Dataset rows about figures:
:::::

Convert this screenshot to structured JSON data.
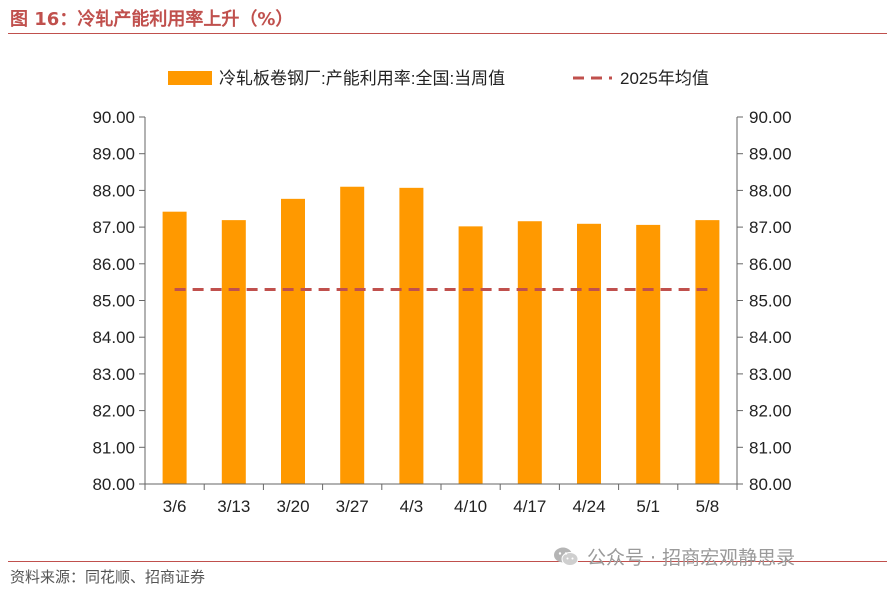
{
  "figure": {
    "title": "图 16：冷轧产能利用率上升（%）",
    "source": "资料来源：同花顺、招商证券",
    "watermark": "公众号 · 招商宏观静思录",
    "watermark_icon": "wechat-icon"
  },
  "chart_data": {
    "type": "bar",
    "categories": [
      "3/6",
      "3/13",
      "3/20",
      "3/27",
      "4/3",
      "4/10",
      "4/17",
      "4/24",
      "5/1",
      "5/8"
    ],
    "series": [
      {
        "name": "冷轧板卷钢厂:产能利用率:全国:当周值",
        "type": "bar",
        "color": "#ff9900",
        "values": [
          87.42,
          87.19,
          87.77,
          88.1,
          88.07,
          87.02,
          87.16,
          87.09,
          87.06,
          87.19
        ]
      },
      {
        "name": "2025年均值",
        "type": "dashed-line",
        "color": "#c0504d",
        "values": [
          85.3,
          85.3,
          85.3,
          85.3,
          85.3,
          85.3,
          85.3,
          85.3,
          85.3,
          85.3
        ]
      }
    ],
    "ylim": [
      80,
      90
    ],
    "yticks": [
      "80.00",
      "81.00",
      "82.00",
      "83.00",
      "84.00",
      "85.00",
      "86.00",
      "87.00",
      "88.00",
      "89.00",
      "90.00"
    ],
    "y2lim": [
      80,
      90
    ],
    "y2ticks": [
      "80.00",
      "81.00",
      "82.00",
      "83.00",
      "84.00",
      "85.00",
      "86.00",
      "87.00",
      "88.00",
      "89.00",
      "90.00"
    ],
    "legend_position": "top",
    "grid": false
  }
}
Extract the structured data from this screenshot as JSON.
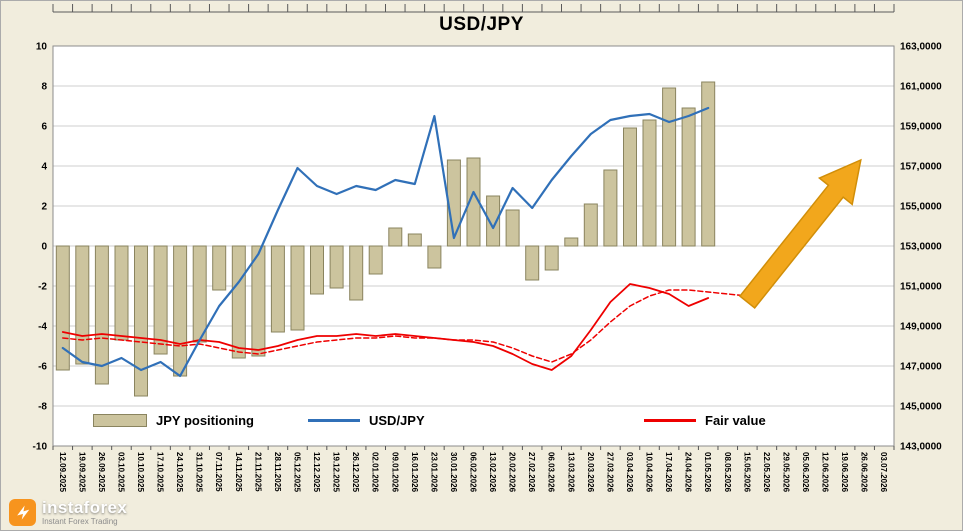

:::::

# Aim
How many lines in the records above contain the word "screenshot"? Reply with the number alone.

# Written answer
2